RECORDS FOR THIS EXERCISE start

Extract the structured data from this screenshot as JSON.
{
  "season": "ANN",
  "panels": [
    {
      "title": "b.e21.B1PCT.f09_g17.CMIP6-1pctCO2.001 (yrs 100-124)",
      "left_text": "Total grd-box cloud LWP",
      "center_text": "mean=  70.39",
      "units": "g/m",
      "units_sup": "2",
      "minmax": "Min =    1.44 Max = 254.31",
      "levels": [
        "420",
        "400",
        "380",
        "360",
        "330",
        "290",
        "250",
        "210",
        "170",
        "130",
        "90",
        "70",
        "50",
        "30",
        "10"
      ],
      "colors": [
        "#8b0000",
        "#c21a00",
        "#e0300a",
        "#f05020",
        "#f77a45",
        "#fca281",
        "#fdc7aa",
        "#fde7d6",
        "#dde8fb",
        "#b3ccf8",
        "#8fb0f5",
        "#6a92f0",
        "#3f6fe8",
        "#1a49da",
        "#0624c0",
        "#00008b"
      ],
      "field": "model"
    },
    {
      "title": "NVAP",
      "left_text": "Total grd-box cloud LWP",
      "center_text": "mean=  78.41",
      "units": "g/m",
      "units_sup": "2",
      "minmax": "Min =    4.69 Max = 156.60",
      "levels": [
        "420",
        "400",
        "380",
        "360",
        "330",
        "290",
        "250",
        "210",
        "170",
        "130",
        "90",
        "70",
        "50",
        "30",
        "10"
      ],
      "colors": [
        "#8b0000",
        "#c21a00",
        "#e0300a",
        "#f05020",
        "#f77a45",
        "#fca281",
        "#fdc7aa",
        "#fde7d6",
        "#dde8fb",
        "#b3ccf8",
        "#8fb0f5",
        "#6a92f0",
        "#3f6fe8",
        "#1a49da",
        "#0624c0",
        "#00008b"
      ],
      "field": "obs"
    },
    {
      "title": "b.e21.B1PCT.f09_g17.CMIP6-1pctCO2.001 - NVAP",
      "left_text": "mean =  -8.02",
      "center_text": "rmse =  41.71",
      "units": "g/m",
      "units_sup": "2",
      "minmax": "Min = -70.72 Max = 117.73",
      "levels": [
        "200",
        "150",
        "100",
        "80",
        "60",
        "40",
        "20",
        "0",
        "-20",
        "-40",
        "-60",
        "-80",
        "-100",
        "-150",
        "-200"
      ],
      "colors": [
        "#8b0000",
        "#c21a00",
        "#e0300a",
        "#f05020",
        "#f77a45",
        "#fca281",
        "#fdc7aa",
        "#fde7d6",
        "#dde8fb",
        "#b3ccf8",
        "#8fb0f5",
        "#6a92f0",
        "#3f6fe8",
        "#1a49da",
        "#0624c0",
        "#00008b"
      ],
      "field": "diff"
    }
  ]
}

RECORDS FOR THIS EXERCISE end

- [WHAT YOU ARE ASKED TO DO]:
Your answer should be a single number: how many lines of the material contain the word "minmax".

- [RESPONSE TO THIS TASK]:
3